The request: Look at the entries below and reproduce them exactly.

Stored data:
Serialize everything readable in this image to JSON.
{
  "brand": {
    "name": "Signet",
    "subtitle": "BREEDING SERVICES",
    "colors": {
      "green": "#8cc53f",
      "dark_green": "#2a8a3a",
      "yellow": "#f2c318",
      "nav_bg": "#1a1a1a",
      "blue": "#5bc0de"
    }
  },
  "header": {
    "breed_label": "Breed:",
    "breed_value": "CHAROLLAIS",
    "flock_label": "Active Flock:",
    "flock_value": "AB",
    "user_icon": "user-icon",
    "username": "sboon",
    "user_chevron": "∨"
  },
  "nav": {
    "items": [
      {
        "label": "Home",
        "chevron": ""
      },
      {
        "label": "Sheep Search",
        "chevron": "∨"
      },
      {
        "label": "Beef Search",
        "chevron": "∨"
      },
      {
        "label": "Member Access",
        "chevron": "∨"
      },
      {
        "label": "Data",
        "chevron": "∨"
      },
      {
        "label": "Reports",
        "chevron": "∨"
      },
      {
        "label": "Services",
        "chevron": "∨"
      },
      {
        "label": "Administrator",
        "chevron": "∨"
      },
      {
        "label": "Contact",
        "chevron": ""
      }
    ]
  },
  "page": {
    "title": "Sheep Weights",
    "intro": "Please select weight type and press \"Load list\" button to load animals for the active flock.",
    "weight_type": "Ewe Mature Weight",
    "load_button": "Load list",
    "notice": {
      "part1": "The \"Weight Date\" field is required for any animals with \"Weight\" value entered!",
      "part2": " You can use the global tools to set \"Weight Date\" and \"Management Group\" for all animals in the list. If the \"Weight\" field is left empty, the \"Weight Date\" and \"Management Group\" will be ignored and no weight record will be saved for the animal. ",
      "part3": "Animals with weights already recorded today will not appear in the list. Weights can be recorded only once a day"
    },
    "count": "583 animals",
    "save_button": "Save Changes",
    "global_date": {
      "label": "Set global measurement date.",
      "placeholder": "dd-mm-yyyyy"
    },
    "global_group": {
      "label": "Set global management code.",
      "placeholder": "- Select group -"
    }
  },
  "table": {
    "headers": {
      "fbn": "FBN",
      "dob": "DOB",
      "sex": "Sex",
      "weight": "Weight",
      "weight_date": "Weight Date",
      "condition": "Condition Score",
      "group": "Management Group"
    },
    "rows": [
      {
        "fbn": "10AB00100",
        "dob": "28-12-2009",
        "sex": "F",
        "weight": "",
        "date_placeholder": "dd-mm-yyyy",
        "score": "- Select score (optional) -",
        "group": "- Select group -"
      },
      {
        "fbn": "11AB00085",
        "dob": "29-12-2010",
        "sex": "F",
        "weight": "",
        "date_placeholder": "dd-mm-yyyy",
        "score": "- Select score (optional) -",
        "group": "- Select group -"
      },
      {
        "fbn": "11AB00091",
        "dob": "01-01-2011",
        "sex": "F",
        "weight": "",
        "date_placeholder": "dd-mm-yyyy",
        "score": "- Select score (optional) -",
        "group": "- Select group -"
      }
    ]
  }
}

Result of the exercise:
Serialize everything readable in this image to JSON.
{
  "brand": {
    "name": "Signet",
    "subtitle": "BREEDING SERVICES",
    "colors": {
      "green": "#8cc53f",
      "dark_green": "#2a8a3a",
      "yellow": "#f2c318",
      "nav_bg": "#1a1a1a",
      "blue": "#5bc0de"
    }
  },
  "header": {
    "breed_label": "Breed:",
    "breed_value": "CHAROLLAIS",
    "flock_label": "Active Flock:",
    "flock_value": "AB",
    "user_icon": "user-icon",
    "username": "sboon",
    "user_chevron": "∨"
  },
  "nav": {
    "items": [
      {
        "label": "Home",
        "chevron": ""
      },
      {
        "label": "Sheep Search",
        "chevron": "∨"
      },
      {
        "label": "Beef Search",
        "chevron": "∨"
      },
      {
        "label": "Member Access",
        "chevron": "∨"
      },
      {
        "label": "Data",
        "chevron": "∨"
      },
      {
        "label": "Reports",
        "chevron": "∨"
      },
      {
        "label": "Services",
        "chevron": "∨"
      },
      {
        "label": "Administrator",
        "chevron": "∨"
      },
      {
        "label": "Contact",
        "chevron": ""
      }
    ]
  },
  "page": {
    "title": "Sheep Weights",
    "intro": "Please select weight type and press \"Load list\" button to load animals for the active flock.",
    "weight_type": "Ewe Mature Weight",
    "load_button": "Load list",
    "notice": {
      "part1": "The \"Weight Date\" field is required for any animals with \"Weight\" value entered!",
      "part2": " You can use the global tools to set \"Weight Date\" and \"Management Group\" for all animals in the list. If the \"Weight\" field is left empty, the \"Weight Date\" and \"Management Group\" will be ignored and no weight record will be saved for the animal. ",
      "part3": "Animals with weights already recorded today will not appear in the list. Weights can be recorded only once a day"
    },
    "count": "583 animals",
    "save_button": "Save Changes",
    "global_date": {
      "label": "Set global measurement date.",
      "placeholder": "dd-mm-yyyyy"
    },
    "global_group": {
      "label": "Set global management code.",
      "placeholder": "- Select group -"
    }
  },
  "table": {
    "headers": {
      "fbn": "FBN",
      "dob": "DOB",
      "sex": "Sex",
      "weight": "Weight",
      "weight_date": "Weight Date",
      "condition": "Condition Score",
      "group": "Management Group"
    },
    "rows": [
      {
        "fbn": "10AB00100",
        "dob": "28-12-2009",
        "sex": "F",
        "weight": "",
        "date_placeholder": "dd-mm-yyyy",
        "score": "- Select score (optional) -",
        "group": "- Select group -"
      },
      {
        "fbn": "11AB00085",
        "dob": "29-12-2010",
        "sex": "F",
        "weight": "",
        "date_placeholder": "dd-mm-yyyy",
        "score": "- Select score (optional) -",
        "group": "- Select group -"
      },
      {
        "fbn": "11AB00091",
        "dob": "01-01-2011",
        "sex": "F",
        "weight": "",
        "date_placeholder": "dd-mm-yyyy",
        "score": "- Select score (optional) -",
        "group": "- Select group -"
      }
    ]
  }
}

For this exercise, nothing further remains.